* _Problem statement_:
Search the records for the word "true" and pick out every line that has it.

* _Records for processing_:
++++++++

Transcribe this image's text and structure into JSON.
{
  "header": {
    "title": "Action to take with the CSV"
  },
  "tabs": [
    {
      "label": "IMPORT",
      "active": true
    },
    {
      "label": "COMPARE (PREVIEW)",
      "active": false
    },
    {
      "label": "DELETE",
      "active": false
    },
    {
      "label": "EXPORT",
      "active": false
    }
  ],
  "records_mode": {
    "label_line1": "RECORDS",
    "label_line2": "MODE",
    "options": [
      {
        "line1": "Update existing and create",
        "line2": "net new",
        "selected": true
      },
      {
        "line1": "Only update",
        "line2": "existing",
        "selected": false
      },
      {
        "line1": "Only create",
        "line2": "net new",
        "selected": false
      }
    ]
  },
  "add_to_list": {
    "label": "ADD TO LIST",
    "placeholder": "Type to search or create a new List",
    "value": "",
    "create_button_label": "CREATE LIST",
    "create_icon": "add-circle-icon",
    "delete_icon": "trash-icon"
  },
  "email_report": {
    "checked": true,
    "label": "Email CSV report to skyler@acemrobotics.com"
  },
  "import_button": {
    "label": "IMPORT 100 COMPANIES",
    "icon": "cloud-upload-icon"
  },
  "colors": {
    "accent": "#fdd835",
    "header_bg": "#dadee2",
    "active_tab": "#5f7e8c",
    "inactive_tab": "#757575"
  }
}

++++++++

* _The result_:
      "active": true
        "selected": true
    "checked": true,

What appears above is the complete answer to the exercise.